EXERCISE GOAL → Output the entries word for word. Omit images.

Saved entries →
──────────

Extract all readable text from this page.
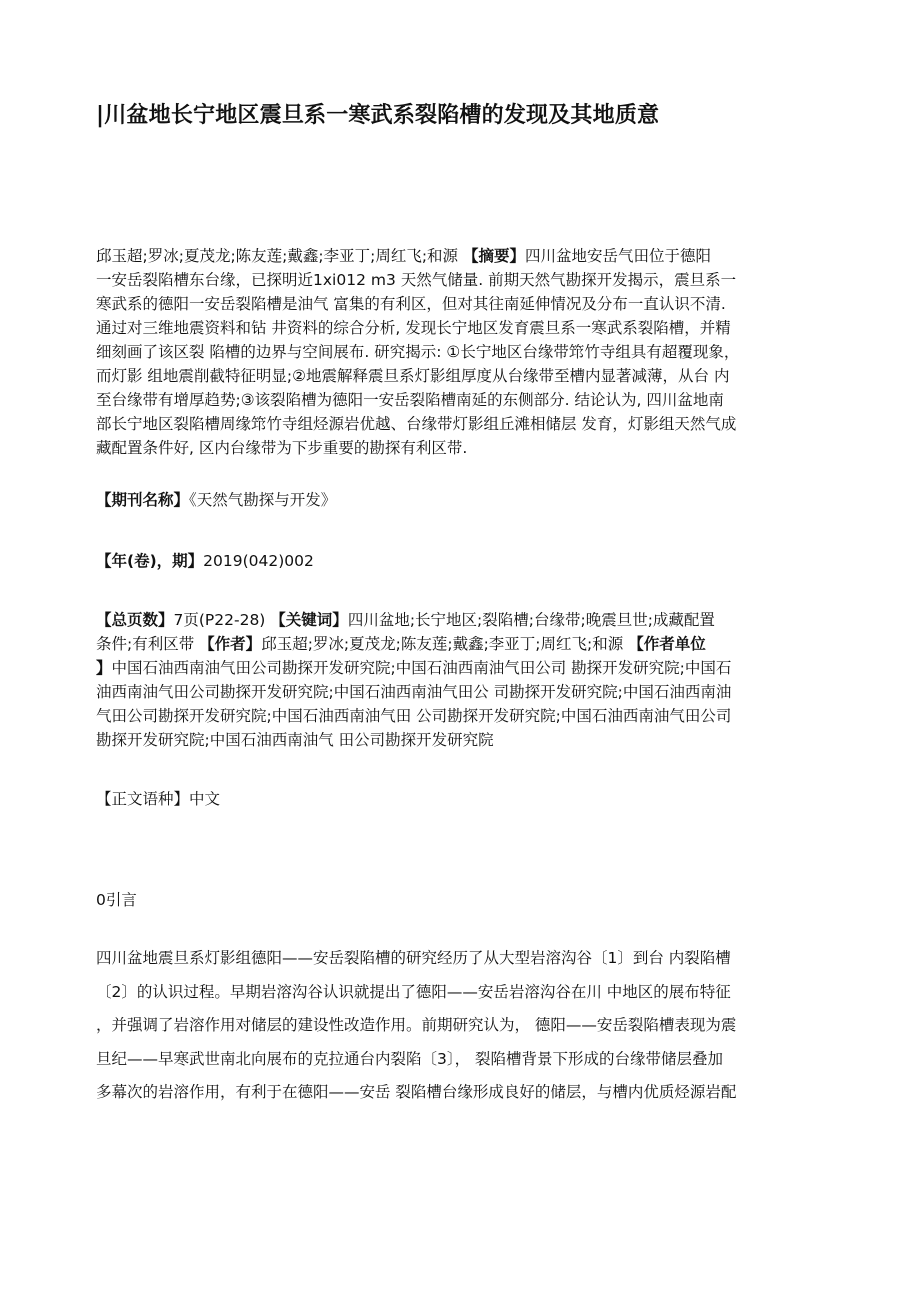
|川盆地长宁地区震旦系一寒武系裂陷槽的发现及其地质意
邱玉超;罗冰;夏茂龙;陈友莲;戴鑫;李亚丁;周红飞;和源 【摘要】四川盆地安岳气田位于德阳
一安岳裂陷槽东台缘，已探明近1xi012 m3 天然气储量. 前期天然气勘探开发揭示，震旦系一
寒武系的德阳一安岳裂陷槽是油气 富集的有利区，但对其往南延伸情况及分布一直认识不清.
通过对三维地震资料和钻 井资料的综合分析, 发现长宁地区发育震旦系一寒武系裂陷槽，并精
细刻画了该区裂 陷槽的边界与空间展布. 研究揭示: ①长宁地区台缘带筇竹寺组具有超覆现象，
而灯影 组地震削截特征明显;②地震解释震旦系灯影组厚度从台缘带至槽内显著减薄，从台 内
至台缘带有增厚趋势;③该裂陷槽为德阳一安岳裂陷槽南延的东侧部分. 结论认为, 四川盆地南
部长宁地区裂陷槽周缘筇竹寺组烃源岩优越、台缘带灯影组丘滩相储层 发育，灯影组天然气成
藏配置条件好, 区内台缘带为下步重要的勘探有利区带.
【期刊名称】《天然气勘探与开发》
【年(卷)，期】2019(042)002
【总页数】7页(P22-28) 【关键词】四川盆地;长宁地区;裂陷槽;台缘带;晚震旦世;成藏配置
条件;有利区带 【作者】邱玉超;罗冰;夏茂龙;陈友莲;戴鑫;李亚丁;周红飞;和源 【作者单位
】中国石油西南油气田公司勘探开发研究院;中国石油西南油气田公司 勘探开发研究院;中国石
油西南油气田公司勘探开发研究院;中国石油西南油气田公 司勘探开发研究院;中国石油西南油
气田公司勘探开发研究院;中国石油西南油气田 公司勘探开发研究院;中国石油西南油气田公司
勘探开发研究院;中国石油西南油气 田公司勘探开发研究院
【正文语种】中文
0引言
四川盆地震旦系灯影组德阳——安岳裂陷槽的研究经历了从大型岩溶沟谷〔1〕到台 内裂陷槽
〔2〕的认识过程。早期岩溶沟谷认识就提出了德阳——安岳岩溶沟谷在川 中地区的展布特征
，并强调了岩溶作用对储层的建设性改造作用。前期研究认为， 德阳——安岳裂陷槽表现为震
旦纪——早寒武世南北向展布的克拉通台内裂陷〔3〕， 裂陷槽背景下形成的台缘带储层叠加
多幕次的岩溶作用，有利于在德阳——安岳 裂陷槽台缘形成良好的储层，与槽内优质烃源岩配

──────────

RESPONSE FOR THIS EXERCISE →
Extract all readable text from this page.
|川盆地长宁地区震旦系一寒武系裂陷槽的发现及其地质意
邱玉超;罗冰;夏茂龙;陈友莲;戴鑫;李亚丁;周红飞;和源 【摘要】四川盆地安岳气田位于德阳
一安岳裂陷槽东台缘，已探明近1xi012 m3 天然气储量. 前期天然气勘探开发揭示，震旦系一
寒武系的德阳一安岳裂陷槽是油气 富集的有利区，但对其往南延伸情况及分布一直认识不清.
通过对三维地震资料和钻 井资料的综合分析, 发现长宁地区发育震旦系一寒武系裂陷槽，并精
细刻画了该区裂 陷槽的边界与空间展布. 研究揭示: ①长宁地区台缘带筇竹寺组具有超覆现象，
而灯影 组地震削截特征明显;②地震解释震旦系灯影组厚度从台缘带至槽内显著减薄，从台 内
至台缘带有增厚趋势;③该裂陷槽为德阳一安岳裂陷槽南延的东侧部分. 结论认为, 四川盆地南
部长宁地区裂陷槽周缘筇竹寺组烃源岩优越、台缘带灯影组丘滩相储层 发育，灯影组天然气成
藏配置条件好, 区内台缘带为下步重要的勘探有利区带.
【期刊名称】《天然气勘探与开发》
【年(卷)，期】2019(042)002
【总页数】7页(P22-28) 【关键词】四川盆地;长宁地区;裂陷槽;台缘带;晚震旦世;成藏配置
条件;有利区带 【作者】邱玉超;罗冰;夏茂龙;陈友莲;戴鑫;李亚丁;周红飞;和源 【作者单位
】中国石油西南油气田公司勘探开发研究院;中国石油西南油气田公司 勘探开发研究院;中国石
油西南油气田公司勘探开发研究院;中国石油西南油气田公 司勘探开发研究院;中国石油西南油
气田公司勘探开发研究院;中国石油西南油气田 公司勘探开发研究院;中国石油西南油气田公司
勘探开发研究院;中国石油西南油气 田公司勘探开发研究院
【正文语种】中文
0引言
四川盆地震旦系灯影组德阳——安岳裂陷槽的研究经历了从大型岩溶沟谷〔1〕到台 内裂陷槽
〔2〕的认识过程。早期岩溶沟谷认识就提出了德阳——安岳岩溶沟谷在川 中地区的展布特征
，并强调了岩溶作用对储层的建设性改造作用。前期研究认为， 德阳——安岳裂陷槽表现为震
旦纪——早寒武世南北向展布的克拉通台内裂陷〔3〕， 裂陷槽背景下形成的台缘带储层叠加
多幕次的岩溶作用，有利于在德阳——安岳 裂陷槽台缘形成良好的储层，与槽内优质烃源岩配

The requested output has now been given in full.